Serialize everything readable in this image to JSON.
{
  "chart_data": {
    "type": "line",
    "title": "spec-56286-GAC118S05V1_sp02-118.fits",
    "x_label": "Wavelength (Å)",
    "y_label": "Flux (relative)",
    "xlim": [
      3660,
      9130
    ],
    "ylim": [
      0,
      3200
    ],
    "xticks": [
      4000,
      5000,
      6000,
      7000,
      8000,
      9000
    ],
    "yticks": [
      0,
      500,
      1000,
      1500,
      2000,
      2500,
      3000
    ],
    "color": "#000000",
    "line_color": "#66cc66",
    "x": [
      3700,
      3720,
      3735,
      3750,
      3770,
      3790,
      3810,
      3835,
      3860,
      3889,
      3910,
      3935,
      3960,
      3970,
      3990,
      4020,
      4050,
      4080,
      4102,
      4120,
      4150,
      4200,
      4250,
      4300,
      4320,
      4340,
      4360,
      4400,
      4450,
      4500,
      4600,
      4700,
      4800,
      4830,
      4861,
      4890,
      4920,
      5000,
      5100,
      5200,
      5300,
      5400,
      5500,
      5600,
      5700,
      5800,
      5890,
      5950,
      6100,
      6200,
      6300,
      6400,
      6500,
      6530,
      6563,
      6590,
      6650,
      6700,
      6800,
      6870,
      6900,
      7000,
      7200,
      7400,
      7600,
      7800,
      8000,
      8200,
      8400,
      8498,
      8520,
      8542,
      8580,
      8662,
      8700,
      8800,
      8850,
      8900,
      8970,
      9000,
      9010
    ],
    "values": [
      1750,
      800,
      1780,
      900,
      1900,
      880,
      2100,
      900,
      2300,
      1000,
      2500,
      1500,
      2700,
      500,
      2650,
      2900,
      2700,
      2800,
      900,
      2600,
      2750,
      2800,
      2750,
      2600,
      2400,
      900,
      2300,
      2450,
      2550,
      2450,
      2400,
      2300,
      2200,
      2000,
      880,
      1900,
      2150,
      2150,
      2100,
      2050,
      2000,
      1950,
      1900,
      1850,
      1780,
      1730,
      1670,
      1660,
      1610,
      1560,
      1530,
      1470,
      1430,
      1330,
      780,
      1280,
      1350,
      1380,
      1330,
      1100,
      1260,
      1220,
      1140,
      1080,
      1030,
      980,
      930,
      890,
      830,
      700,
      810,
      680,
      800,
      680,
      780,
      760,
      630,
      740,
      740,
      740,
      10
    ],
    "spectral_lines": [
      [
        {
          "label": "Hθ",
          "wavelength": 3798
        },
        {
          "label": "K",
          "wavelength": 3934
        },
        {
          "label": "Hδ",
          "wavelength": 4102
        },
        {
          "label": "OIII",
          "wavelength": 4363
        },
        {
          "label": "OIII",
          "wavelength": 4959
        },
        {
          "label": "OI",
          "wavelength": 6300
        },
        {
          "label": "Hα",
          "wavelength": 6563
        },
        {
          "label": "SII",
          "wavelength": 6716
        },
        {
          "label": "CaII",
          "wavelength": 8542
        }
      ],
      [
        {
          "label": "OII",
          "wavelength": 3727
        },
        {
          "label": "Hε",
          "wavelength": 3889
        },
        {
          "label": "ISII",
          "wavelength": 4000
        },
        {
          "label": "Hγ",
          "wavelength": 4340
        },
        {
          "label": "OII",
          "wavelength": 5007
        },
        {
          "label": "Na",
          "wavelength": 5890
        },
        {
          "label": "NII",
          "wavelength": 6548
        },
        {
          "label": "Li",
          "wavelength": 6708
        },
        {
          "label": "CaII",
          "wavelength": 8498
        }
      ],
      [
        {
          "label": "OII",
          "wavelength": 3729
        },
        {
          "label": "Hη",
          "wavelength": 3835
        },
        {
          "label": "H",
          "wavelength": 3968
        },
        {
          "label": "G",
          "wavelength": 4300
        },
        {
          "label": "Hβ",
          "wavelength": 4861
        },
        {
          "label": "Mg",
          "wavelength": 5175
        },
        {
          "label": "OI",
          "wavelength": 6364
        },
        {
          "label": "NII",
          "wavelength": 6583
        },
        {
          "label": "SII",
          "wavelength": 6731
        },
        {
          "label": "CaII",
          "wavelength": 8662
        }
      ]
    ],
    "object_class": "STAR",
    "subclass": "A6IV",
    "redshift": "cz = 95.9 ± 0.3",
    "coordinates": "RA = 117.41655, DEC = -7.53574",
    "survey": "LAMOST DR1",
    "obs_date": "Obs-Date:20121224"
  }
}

## [Task]
Set all of the entries down again, exactly as they were given.

## [Answer below]
Serialize everything readable in this image to JSON.
{
  "chart_data": {
    "type": "line",
    "title": "spec-56286-GAC118S05V1_sp02-118.fits",
    "x_label": "Wavelength (Å)",
    "y_label": "Flux (relative)",
    "xlim": [
      3660,
      9130
    ],
    "ylim": [
      0,
      3200
    ],
    "xticks": [
      4000,
      5000,
      6000,
      7000,
      8000,
      9000
    ],
    "yticks": [
      0,
      500,
      1000,
      1500,
      2000,
      2500,
      3000
    ],
    "color": "#000000",
    "line_color": "#66cc66",
    "x": [
      3700,
      3720,
      3735,
      3750,
      3770,
      3790,
      3810,
      3835,
      3860,
      3889,
      3910,
      3935,
      3960,
      3970,
      3990,
      4020,
      4050,
      4080,
      4102,
      4120,
      4150,
      4200,
      4250,
      4300,
      4320,
      4340,
      4360,
      4400,
      4450,
      4500,
      4600,
      4700,
      4800,
      4830,
      4861,
      4890,
      4920,
      5000,
      5100,
      5200,
      5300,
      5400,
      5500,
      5600,
      5700,
      5800,
      5890,
      5950,
      6100,
      6200,
      6300,
      6400,
      6500,
      6530,
      6563,
      6590,
      6650,
      6700,
      6800,
      6870,
      6900,
      7000,
      7200,
      7400,
      7600,
      7800,
      8000,
      8200,
      8400,
      8498,
      8520,
      8542,
      8580,
      8662,
      8700,
      8800,
      8850,
      8900,
      8970,
      9000,
      9010
    ],
    "values": [
      1750,
      800,
      1780,
      900,
      1900,
      880,
      2100,
      900,
      2300,
      1000,
      2500,
      1500,
      2700,
      500,
      2650,
      2900,
      2700,
      2800,
      900,
      2600,
      2750,
      2800,
      2750,
      2600,
      2400,
      900,
      2300,
      2450,
      2550,
      2450,
      2400,
      2300,
      2200,
      2000,
      880,
      1900,
      2150,
      2150,
      2100,
      2050,
      2000,
      1950,
      1900,
      1850,
      1780,
      1730,
      1670,
      1660,
      1610,
      1560,
      1530,
      1470,
      1430,
      1330,
      780,
      1280,
      1350,
      1380,
      1330,
      1100,
      1260,
      1220,
      1140,
      1080,
      1030,
      980,
      930,
      890,
      830,
      700,
      810,
      680,
      800,
      680,
      780,
      760,
      630,
      740,
      740,
      740,
      10
    ],
    "spectral_lines": [
      [
        {
          "label": "Hθ",
          "wavelength": 3798
        },
        {
          "label": "K",
          "wavelength": 3934
        },
        {
          "label": "Hδ",
          "wavelength": 4102
        },
        {
          "label": "OIII",
          "wavelength": 4363
        },
        {
          "label": "OIII",
          "wavelength": 4959
        },
        {
          "label": "OI",
          "wavelength": 6300
        },
        {
          "label": "Hα",
          "wavelength": 6563
        },
        {
          "label": "SII",
          "wavelength": 6716
        },
        {
          "label": "CaII",
          "wavelength": 8542
        }
      ],
      [
        {
          "label": "OII",
          "wavelength": 3727
        },
        {
          "label": "Hε",
          "wavelength": 3889
        },
        {
          "label": "ISII",
          "wavelength": 4000
        },
        {
          "label": "Hγ",
          "wavelength": 4340
        },
        {
          "label": "OII",
          "wavelength": 5007
        },
        {
          "label": "Na",
          "wavelength": 5890
        },
        {
          "label": "NII",
          "wavelength": 6548
        },
        {
          "label": "Li",
          "wavelength": 6708
        },
        {
          "label": "CaII",
          "wavelength": 8498
        }
      ],
      [
        {
          "label": "OII",
          "wavelength": 3729
        },
        {
          "label": "Hη",
          "wavelength": 3835
        },
        {
          "label": "H",
          "wavelength": 3968
        },
        {
          "label": "G",
          "wavelength": 4300
        },
        {
          "label": "Hβ",
          "wavelength": 4861
        },
        {
          "label": "Mg",
          "wavelength": 5175
        },
        {
          "label": "OI",
          "wavelength": 6364
        },
        {
          "label": "NII",
          "wavelength": 6583
        },
        {
          "label": "SII",
          "wavelength": 6731
        },
        {
          "label": "CaII",
          "wavelength": 8662
        }
      ]
    ],
    "object_class": "STAR",
    "subclass": "A6IV",
    "redshift": "cz = 95.9 ± 0.3",
    "coordinates": "RA = 117.41655, DEC = -7.53574",
    "survey": "LAMOST DR1",
    "obs_date": "Obs-Date:20121224"
  }
}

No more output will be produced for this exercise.